Data in this exercise
################
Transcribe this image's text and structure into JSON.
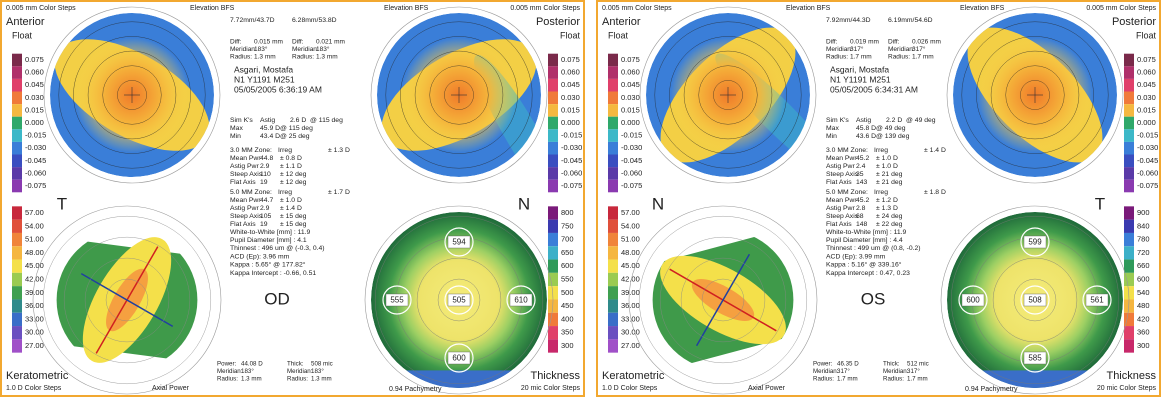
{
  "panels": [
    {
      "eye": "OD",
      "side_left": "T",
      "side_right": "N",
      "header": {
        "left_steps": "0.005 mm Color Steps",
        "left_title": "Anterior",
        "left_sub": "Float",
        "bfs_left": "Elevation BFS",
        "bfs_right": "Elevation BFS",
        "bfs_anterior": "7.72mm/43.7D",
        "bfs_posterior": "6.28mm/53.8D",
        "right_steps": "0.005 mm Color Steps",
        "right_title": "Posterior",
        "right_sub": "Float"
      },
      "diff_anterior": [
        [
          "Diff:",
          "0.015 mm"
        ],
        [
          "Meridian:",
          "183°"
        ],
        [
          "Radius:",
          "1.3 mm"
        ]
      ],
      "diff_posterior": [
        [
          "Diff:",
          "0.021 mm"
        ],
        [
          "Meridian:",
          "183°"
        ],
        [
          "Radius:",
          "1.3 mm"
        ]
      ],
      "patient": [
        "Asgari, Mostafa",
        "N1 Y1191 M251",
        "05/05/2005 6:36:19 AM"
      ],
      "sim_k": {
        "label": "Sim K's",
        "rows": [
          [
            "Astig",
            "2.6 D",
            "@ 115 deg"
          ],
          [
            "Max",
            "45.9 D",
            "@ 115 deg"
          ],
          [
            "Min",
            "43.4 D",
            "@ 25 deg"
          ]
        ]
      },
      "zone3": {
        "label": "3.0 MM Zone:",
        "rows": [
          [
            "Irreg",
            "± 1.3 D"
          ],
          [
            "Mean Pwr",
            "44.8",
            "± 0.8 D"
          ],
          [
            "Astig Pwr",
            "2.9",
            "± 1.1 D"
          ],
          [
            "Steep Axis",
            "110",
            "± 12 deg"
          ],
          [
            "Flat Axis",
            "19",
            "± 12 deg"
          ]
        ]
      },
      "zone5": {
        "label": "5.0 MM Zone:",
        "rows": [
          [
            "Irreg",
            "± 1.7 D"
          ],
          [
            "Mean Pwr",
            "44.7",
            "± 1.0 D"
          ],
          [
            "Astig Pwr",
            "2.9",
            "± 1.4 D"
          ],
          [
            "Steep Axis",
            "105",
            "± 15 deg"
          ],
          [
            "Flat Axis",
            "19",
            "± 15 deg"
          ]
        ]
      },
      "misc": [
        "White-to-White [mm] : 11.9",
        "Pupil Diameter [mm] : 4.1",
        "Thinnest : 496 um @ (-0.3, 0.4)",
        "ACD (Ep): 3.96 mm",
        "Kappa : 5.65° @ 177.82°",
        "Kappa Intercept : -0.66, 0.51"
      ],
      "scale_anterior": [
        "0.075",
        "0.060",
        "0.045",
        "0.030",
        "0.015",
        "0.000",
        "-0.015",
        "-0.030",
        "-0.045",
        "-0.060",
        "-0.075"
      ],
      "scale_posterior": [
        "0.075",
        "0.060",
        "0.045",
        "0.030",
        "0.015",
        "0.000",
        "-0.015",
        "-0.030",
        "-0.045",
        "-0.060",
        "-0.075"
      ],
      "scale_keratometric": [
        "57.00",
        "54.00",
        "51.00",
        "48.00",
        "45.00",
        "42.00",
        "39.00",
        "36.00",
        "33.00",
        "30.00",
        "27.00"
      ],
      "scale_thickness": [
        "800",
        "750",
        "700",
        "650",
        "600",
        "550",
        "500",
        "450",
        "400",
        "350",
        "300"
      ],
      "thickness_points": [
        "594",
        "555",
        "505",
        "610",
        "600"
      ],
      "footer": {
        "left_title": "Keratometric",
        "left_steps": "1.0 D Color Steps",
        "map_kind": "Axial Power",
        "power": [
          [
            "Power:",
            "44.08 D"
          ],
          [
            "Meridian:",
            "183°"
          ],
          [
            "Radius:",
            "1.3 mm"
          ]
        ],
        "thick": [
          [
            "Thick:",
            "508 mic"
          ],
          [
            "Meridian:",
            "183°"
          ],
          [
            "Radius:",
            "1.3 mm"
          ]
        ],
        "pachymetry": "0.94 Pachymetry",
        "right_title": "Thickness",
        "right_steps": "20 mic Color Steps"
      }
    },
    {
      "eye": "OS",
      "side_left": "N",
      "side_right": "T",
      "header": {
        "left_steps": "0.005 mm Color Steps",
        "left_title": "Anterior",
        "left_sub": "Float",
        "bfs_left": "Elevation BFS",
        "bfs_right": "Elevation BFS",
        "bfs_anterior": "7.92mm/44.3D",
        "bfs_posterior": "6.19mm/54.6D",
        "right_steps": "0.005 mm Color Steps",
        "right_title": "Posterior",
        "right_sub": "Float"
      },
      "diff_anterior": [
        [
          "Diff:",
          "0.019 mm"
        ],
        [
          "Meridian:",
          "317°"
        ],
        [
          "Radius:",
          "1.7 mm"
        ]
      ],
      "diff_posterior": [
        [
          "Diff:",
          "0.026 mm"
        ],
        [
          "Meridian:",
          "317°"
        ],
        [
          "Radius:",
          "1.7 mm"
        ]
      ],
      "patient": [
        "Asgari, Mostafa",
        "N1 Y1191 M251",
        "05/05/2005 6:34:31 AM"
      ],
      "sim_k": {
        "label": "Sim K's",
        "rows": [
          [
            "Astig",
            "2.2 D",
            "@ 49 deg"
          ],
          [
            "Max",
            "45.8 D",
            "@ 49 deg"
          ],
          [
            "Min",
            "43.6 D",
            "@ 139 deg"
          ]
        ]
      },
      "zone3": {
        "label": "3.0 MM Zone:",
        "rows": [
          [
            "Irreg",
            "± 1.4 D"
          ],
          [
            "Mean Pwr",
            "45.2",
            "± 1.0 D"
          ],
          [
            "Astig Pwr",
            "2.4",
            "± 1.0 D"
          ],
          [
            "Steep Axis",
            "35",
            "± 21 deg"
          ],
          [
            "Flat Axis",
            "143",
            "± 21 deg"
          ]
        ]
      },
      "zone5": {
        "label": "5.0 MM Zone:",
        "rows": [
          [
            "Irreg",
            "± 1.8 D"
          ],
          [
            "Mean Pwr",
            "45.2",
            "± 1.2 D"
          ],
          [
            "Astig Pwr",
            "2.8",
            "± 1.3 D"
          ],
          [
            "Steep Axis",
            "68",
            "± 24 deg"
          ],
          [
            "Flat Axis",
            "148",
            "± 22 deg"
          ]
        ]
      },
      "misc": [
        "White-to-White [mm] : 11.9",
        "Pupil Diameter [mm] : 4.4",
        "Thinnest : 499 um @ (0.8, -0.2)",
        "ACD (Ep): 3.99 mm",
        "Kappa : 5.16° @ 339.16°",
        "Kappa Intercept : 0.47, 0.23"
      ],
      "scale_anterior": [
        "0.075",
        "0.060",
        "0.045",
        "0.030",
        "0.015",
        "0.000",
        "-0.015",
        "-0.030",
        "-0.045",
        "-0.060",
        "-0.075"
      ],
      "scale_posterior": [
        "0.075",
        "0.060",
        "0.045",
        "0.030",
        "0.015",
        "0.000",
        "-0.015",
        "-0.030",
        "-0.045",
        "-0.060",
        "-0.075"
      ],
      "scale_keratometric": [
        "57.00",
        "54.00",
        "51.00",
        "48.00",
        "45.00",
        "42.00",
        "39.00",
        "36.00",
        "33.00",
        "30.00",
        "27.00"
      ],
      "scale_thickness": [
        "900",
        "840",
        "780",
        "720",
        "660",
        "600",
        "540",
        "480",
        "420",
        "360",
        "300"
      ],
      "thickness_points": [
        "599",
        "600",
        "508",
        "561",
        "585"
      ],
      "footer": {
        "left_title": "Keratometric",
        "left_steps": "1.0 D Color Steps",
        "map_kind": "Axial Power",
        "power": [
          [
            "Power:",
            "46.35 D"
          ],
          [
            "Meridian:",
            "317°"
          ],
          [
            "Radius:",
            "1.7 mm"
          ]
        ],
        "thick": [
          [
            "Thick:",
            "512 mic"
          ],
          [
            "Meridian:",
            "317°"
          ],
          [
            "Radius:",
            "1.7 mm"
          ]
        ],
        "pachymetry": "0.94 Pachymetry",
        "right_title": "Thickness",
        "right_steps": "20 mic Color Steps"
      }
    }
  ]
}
################
Given request
Copy all lines from the material that include "Thinnest".

Finished task
        "Thinnest : 496 um @ (-0.3, 0.4)",
        "Thinnest : 499 um @ (0.8, -0.2)",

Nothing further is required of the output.